DO THIS -
Return the lines from the line with "data-point-26 <box>816 806 828 818</box>" to the line with "point-label-3: CORRECTA <box>139" exactly, including both of those lines.

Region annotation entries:
==========
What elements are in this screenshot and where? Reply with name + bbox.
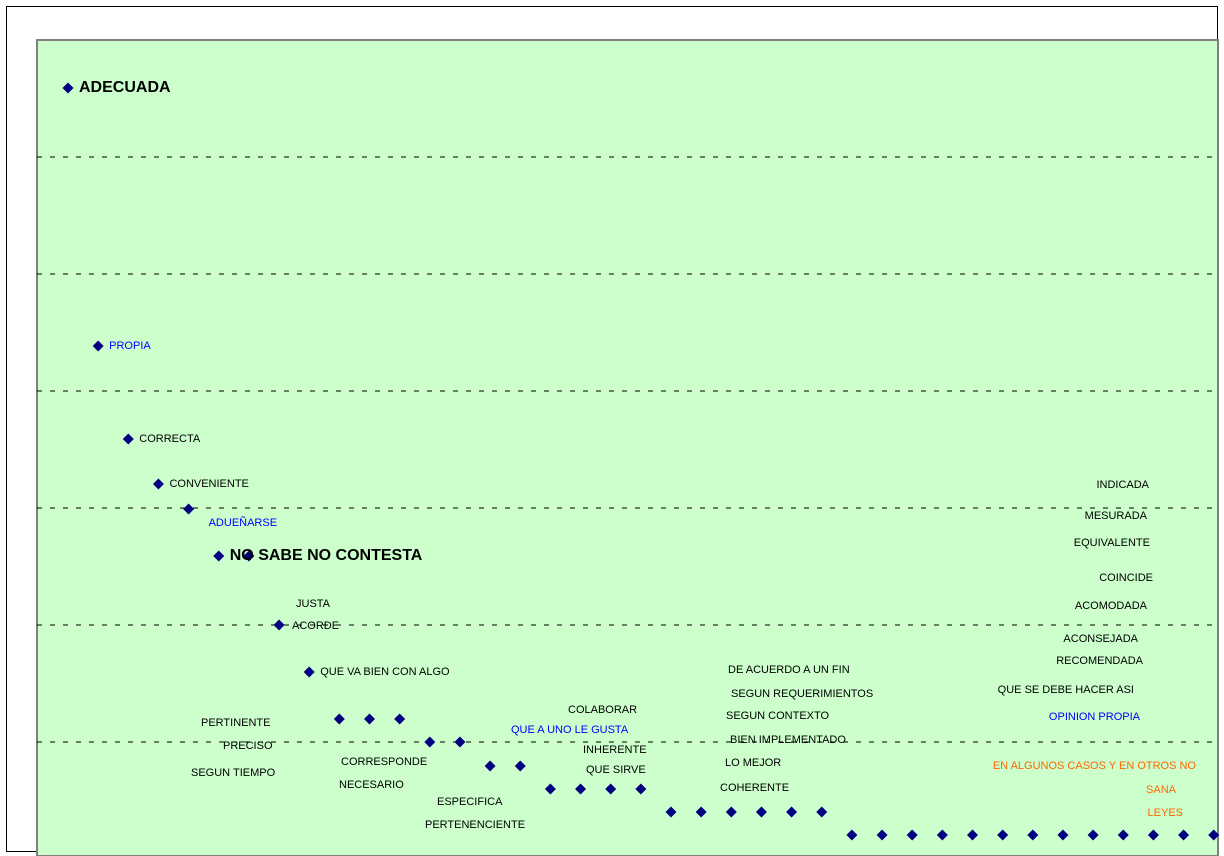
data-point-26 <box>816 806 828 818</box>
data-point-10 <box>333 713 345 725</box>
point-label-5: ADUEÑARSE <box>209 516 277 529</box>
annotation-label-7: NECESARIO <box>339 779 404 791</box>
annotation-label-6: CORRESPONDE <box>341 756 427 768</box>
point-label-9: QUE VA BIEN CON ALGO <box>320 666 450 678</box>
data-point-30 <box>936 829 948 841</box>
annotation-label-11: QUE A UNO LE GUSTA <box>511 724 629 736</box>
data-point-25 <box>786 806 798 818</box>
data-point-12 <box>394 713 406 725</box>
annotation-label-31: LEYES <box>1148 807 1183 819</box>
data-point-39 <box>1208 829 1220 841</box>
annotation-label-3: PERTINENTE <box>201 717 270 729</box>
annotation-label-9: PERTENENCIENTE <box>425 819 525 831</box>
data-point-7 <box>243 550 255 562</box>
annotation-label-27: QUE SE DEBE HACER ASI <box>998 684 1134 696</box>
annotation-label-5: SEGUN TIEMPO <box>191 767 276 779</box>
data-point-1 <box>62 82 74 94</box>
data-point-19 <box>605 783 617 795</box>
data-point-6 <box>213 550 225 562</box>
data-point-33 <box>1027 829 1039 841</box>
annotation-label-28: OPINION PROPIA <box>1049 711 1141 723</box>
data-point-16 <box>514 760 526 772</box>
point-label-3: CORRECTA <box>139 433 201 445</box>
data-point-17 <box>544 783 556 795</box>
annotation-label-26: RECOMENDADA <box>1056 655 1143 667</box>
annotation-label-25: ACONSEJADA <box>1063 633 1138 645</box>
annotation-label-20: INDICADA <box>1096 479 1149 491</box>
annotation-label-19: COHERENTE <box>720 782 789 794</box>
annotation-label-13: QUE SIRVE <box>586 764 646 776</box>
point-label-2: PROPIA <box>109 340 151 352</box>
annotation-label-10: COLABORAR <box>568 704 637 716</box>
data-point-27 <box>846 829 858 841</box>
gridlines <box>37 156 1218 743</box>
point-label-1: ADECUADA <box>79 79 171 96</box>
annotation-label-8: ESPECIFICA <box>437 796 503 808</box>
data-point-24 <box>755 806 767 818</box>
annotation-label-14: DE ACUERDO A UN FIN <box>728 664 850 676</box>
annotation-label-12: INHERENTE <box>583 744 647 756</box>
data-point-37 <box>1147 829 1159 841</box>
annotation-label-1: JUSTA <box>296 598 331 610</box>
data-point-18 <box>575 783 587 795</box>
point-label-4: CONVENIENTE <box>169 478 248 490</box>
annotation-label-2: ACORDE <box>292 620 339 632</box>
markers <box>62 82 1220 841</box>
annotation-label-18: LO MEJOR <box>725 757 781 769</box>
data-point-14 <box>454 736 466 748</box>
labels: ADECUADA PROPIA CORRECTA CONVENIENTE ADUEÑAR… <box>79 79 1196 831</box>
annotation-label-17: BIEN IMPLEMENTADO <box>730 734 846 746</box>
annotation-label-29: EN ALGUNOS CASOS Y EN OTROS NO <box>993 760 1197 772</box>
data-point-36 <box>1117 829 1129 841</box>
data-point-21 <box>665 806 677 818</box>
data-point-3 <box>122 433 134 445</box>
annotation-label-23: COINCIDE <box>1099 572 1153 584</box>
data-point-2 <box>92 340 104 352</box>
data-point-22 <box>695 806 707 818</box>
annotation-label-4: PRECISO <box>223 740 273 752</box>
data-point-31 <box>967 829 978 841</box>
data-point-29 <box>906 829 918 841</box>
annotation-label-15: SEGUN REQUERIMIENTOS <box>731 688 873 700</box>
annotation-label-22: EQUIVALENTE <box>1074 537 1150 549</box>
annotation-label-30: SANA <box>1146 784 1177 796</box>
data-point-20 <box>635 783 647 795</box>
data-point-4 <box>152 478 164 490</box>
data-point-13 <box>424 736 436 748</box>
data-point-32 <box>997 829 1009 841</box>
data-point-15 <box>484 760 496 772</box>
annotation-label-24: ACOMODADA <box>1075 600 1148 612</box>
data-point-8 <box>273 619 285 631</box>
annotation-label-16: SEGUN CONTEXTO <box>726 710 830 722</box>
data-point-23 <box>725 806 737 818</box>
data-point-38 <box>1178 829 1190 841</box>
==========
FULL OUTPUT -
data-point-26 <box>816 806 828 818</box>
data-point-10 <box>333 713 345 725</box>
point-label-5: ADUEÑARSE <box>209 516 277 529</box>
annotation-label-7: NECESARIO <box>339 779 404 791</box>
annotation-label-6: CORRESPONDE <box>341 756 427 768</box>
point-label-9: QUE VA BIEN CON ALGO <box>320 666 450 678</box>
data-point-30 <box>936 829 948 841</box>
annotation-label-11: QUE A UNO LE GUSTA <box>511 724 629 736</box>
data-point-25 <box>786 806 798 818</box>
data-point-12 <box>394 713 406 725</box>
annotation-label-31: LEYES <box>1148 807 1183 819</box>
data-point-39 <box>1208 829 1220 841</box>
annotation-label-3: PERTINENTE <box>201 717 270 729</box>
annotation-label-9: PERTENENCIENTE <box>425 819 525 831</box>
data-point-7 <box>243 550 255 562</box>
annotation-label-27: QUE SE DEBE HACER ASI <box>998 684 1134 696</box>
annotation-label-5: SEGUN TIEMPO <box>191 767 276 779</box>
data-point-1 <box>62 82 74 94</box>
data-point-19 <box>605 783 617 795</box>
data-point-6 <box>213 550 225 562</box>
data-point-33 <box>1027 829 1039 841</box>
annotation-label-28: OPINION PROPIA <box>1049 711 1141 723</box>
data-point-16 <box>514 760 526 772</box>
point-label-3: CORRECTA <box>139 433 201 445</box>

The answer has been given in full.